INPUT MATERIAL »

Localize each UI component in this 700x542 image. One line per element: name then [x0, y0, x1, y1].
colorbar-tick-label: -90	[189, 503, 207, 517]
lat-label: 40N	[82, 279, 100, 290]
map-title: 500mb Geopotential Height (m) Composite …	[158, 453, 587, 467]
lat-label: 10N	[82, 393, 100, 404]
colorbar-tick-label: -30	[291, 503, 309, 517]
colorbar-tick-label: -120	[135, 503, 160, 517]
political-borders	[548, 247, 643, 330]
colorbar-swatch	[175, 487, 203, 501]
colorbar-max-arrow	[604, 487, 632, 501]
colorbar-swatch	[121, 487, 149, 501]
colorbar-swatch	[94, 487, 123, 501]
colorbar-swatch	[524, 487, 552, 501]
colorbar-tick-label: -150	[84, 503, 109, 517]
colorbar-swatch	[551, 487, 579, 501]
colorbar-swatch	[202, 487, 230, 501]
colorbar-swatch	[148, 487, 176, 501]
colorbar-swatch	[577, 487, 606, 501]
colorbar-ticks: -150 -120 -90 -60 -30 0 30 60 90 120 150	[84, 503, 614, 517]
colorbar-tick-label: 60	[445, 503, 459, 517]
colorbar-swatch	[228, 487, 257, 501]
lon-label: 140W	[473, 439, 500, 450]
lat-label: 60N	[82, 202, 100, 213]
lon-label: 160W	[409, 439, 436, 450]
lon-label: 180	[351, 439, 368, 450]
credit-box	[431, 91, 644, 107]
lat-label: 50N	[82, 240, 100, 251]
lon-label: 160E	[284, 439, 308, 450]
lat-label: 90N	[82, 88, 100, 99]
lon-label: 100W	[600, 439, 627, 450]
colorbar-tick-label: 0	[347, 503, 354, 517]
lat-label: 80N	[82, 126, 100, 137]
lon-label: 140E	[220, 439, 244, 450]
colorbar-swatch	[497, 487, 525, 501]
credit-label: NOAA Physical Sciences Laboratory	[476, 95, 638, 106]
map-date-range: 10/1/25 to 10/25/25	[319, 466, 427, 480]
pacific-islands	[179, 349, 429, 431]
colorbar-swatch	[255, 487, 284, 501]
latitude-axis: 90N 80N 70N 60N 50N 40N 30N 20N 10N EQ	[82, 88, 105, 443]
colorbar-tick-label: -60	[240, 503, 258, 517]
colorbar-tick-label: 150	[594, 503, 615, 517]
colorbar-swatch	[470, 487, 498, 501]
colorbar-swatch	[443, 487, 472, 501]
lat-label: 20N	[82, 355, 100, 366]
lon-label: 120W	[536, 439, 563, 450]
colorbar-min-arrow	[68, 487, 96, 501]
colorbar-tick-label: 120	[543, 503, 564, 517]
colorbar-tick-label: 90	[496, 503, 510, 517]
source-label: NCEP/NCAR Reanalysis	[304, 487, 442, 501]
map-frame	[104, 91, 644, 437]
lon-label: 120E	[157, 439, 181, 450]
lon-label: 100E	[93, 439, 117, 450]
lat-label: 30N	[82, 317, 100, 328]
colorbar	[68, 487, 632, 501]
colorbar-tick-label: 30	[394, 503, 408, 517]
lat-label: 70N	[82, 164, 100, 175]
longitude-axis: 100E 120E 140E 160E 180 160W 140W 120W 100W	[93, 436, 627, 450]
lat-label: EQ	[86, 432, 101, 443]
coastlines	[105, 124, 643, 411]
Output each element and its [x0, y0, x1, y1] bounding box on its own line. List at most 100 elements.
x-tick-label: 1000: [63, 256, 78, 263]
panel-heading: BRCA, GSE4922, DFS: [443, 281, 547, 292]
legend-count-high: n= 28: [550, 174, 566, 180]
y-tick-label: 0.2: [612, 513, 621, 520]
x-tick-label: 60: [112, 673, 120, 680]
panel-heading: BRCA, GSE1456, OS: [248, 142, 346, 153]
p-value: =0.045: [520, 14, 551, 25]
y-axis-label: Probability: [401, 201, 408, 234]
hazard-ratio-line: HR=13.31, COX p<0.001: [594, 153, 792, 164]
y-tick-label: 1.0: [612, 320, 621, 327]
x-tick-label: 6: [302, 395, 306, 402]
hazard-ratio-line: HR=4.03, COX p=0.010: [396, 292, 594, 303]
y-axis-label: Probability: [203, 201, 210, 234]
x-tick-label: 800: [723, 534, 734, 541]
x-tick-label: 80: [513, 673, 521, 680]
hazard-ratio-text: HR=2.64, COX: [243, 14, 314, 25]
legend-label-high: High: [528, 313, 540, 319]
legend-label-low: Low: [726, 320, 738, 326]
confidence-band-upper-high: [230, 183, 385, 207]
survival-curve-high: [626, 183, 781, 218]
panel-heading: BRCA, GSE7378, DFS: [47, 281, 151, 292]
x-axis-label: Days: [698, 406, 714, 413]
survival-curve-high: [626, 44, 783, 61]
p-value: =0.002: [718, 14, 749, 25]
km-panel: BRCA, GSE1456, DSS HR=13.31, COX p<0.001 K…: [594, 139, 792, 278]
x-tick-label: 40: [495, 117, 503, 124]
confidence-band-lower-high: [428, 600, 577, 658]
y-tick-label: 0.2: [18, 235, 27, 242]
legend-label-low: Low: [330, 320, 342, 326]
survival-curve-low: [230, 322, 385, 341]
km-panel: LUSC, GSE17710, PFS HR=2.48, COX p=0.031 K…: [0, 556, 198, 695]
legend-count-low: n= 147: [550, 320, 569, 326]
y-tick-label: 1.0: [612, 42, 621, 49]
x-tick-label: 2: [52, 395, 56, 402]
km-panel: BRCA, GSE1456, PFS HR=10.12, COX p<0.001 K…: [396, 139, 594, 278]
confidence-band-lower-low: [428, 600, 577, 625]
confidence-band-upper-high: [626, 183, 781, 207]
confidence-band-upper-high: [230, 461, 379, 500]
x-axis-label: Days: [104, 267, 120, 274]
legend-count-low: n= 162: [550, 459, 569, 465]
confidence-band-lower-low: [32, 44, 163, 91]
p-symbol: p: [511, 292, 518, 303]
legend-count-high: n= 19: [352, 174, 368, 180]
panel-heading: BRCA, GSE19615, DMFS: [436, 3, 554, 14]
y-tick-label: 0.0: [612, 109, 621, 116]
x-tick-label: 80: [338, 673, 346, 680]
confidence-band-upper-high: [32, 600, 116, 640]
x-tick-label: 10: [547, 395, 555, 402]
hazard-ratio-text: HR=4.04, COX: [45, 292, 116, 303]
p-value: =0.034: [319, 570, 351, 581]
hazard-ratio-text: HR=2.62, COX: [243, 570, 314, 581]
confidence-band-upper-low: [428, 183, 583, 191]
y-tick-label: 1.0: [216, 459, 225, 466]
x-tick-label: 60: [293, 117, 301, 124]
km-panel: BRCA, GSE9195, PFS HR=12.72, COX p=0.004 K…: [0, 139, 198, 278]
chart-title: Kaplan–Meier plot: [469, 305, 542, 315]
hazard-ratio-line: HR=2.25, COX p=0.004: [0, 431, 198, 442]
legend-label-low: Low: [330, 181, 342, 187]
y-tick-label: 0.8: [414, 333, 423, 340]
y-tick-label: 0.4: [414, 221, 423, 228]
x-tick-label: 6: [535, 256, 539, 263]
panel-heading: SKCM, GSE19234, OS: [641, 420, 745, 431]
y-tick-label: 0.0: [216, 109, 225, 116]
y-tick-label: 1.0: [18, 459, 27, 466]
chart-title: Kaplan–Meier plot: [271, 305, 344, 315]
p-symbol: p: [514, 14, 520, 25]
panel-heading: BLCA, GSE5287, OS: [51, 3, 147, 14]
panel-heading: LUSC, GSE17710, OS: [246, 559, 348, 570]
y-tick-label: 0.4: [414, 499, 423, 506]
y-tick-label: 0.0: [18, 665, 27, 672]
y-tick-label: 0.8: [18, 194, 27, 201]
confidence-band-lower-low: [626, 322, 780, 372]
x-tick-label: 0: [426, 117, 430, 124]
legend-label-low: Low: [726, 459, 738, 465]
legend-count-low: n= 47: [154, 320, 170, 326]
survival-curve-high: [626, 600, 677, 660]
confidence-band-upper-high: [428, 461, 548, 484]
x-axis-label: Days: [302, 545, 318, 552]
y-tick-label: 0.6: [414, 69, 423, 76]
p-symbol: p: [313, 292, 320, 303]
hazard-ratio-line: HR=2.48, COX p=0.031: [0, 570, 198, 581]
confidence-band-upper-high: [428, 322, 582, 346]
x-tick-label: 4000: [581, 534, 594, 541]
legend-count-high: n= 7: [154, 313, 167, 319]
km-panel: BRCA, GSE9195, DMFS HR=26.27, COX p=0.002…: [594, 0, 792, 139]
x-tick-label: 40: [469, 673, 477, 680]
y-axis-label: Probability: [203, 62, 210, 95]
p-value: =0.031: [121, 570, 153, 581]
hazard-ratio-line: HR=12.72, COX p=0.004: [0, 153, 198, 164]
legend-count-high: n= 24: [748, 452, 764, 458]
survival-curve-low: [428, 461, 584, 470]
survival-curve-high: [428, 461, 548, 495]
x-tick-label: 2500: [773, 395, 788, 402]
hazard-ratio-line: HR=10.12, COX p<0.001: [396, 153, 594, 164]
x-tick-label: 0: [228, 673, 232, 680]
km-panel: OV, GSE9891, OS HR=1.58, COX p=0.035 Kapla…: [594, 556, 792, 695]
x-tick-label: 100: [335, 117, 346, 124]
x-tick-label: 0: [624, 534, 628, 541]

GIVEN PROBLEM »
Could you turn the material, from its first line up to and including the line containing "487, 606, 501]", into a numbered list that skips any blank lines?

OUTPUT FOR THIS TASK »
1. Localize each UI component in this 700x542 image. One line per element: name then [x0, y0, x1, y1].
2. colorbar-tick-label: -90	[189, 503, 207, 517]
3. lat-label: 40N	[82, 279, 100, 290]
4. map-title: 500mb Geopotential Height (m) Composite …	[158, 453, 587, 467]
5. lat-label: 10N	[82, 393, 100, 404]
6. colorbar-tick-label: -30	[291, 503, 309, 517]
7. colorbar-tick-label: -120	[135, 503, 160, 517]
8. political-borders	[548, 247, 643, 330]
9. colorbar-swatch	[175, 487, 203, 501]
10. colorbar-max-arrow	[604, 487, 632, 501]
11. colorbar-swatch	[121, 487, 149, 501]
12. colorbar-swatch	[94, 487, 123, 501]
13. colorbar-swatch	[524, 487, 552, 501]
14. colorbar-tick-label: -150	[84, 503, 109, 517]
15. colorbar-swatch	[551, 487, 579, 501]
16. colorbar-swatch	[202, 487, 230, 501]
17. colorbar-swatch	[148, 487, 176, 501]
18. colorbar-swatch	[577, 487, 606, 501]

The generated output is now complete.